## Text excerpt
We all recognize a rose. It looks like this.
Or perhaps these.
When we imagine a rose, we typically envision a flower with a multitude of petals—perhaps a perfect tea rose or a “cabbage” rose. But wild roses, such as this Colorado native (Rosa woodsia, right), only have five. The rest is due to extensive breeding, which has resulted in thousands of named cultivars.
Yet, there are many more members of the rose family (Rosaceae) than just these familiar flowers. In fact, rose family members may be herbaceous (as opposed to woody) plants, shrubs, or even trees. Apples are members. So are stone fruits (peaches, apricots, etc.), raspberries and other brambles, firethorn (Pyracantha), Cotoneaster, and Mountain Ash trees (Sorbus), to name just a few of the more than 5,000 species grouped into 91 genera.
While seemingly diverse, all Rosaceae species share some traits in common. For example, at least in their original form, they all have five petals, supported by five sepals.
In the center of those petals you’ll find a cluster of bright yellow stamens (male) and pistils (female). You may have to part the petals to find them, but they’re there.
Often, rose leaves are compound—comprised of many leaflets attached to a middle stem. Alternately, some rose family species have palmate leaves, such as those in the genus Rubus (raspberries and other bramble fruits). Typically, the edges are somewhat serrated.

## Items from a data source
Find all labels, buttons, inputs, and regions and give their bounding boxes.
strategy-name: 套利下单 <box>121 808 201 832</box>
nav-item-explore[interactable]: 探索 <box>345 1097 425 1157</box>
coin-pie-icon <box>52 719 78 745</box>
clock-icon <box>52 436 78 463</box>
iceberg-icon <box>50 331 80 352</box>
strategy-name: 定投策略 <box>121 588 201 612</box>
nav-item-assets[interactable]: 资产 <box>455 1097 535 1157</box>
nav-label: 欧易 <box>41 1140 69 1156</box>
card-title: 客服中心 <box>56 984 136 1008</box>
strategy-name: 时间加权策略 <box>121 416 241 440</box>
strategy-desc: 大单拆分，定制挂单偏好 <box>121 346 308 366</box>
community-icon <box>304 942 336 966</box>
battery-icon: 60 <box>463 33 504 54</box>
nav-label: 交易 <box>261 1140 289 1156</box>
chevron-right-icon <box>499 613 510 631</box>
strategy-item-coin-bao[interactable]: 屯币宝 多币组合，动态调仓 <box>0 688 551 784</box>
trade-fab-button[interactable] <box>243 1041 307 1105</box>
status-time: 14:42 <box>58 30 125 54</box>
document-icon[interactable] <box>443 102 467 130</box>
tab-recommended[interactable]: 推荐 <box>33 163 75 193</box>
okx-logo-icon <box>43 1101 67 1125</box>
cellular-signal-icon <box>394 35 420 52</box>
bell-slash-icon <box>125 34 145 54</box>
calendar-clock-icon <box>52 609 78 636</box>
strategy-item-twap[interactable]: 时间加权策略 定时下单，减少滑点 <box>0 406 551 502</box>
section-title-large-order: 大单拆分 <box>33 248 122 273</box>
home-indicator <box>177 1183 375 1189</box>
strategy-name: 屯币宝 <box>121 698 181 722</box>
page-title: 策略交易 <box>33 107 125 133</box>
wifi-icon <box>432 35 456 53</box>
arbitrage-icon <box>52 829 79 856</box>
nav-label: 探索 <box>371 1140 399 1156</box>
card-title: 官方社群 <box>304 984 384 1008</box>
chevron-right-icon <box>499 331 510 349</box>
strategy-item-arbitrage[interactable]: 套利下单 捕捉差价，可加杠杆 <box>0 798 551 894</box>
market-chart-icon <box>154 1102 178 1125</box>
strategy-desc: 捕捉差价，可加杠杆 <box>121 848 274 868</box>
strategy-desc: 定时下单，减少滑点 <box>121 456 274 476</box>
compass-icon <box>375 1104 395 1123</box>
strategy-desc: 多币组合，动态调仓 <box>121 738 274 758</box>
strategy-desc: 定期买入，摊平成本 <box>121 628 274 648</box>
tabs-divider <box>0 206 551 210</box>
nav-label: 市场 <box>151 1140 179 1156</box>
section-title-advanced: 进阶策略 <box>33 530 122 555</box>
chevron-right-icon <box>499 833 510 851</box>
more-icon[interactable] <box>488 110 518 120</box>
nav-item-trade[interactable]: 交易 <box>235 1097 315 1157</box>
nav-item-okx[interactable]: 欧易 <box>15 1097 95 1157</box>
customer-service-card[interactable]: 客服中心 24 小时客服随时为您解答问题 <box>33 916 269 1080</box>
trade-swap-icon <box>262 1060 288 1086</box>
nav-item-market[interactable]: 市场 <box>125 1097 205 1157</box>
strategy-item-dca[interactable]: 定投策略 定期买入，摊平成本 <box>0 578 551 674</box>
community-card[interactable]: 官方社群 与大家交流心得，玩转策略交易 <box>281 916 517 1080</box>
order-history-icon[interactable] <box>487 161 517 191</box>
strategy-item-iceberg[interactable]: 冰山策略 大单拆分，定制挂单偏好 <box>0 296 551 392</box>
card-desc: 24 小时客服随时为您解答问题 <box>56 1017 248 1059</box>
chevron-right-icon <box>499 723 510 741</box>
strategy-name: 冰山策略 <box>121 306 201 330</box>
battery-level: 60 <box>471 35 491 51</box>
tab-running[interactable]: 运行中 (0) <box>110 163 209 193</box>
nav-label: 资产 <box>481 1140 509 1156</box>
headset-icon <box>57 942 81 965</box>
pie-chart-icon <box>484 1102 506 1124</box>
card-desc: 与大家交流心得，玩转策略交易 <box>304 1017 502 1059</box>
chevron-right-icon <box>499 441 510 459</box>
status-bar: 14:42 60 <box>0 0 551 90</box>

## Exercise set
a: Answer these questions from the rose family text:
(i) How many petals do wild roses such as Rosa woodsia have?
(ii) Into how many genera are the species of the rose family grouped?
(iii) Which genus includes raspberries and other bramble fruits?
b: From the rose family text, copy the passage from "In the center" to "are somewhat serrated.".
c: Summarize the rose family text in two sentences.

## Outputs by task
a:
(i) Five.
(ii) 91.
(iii) Rubus.

b:
In the center of those petals you’ll find a cluster of bright yellow stamens (male) and pistils (female). You may have to part the petals to find them, but they’re there.
Often, rose leaves are compound—comprised of many leaflets attached to a middle stem. Alternately, some rose family species have palmate leaves, such as those in the genus Rubus (raspberries and other bramble fruits). Typically, the edges are somewhat serrated.

c: The rose family (Rosaceae) includes more than 5,000 species in 91 genera, from herbaceous plants to shrubs and trees, among them apples, stone fruits, raspberries, firethorn, Cotoneaster, and Mountain Ash. Despite this diversity, its members in their original form all have five petals supported by five sepals, with a cluster of yellow stamens and pistils in the center, and their leaves are often compound or sometimes palmate, with typically serrated edges.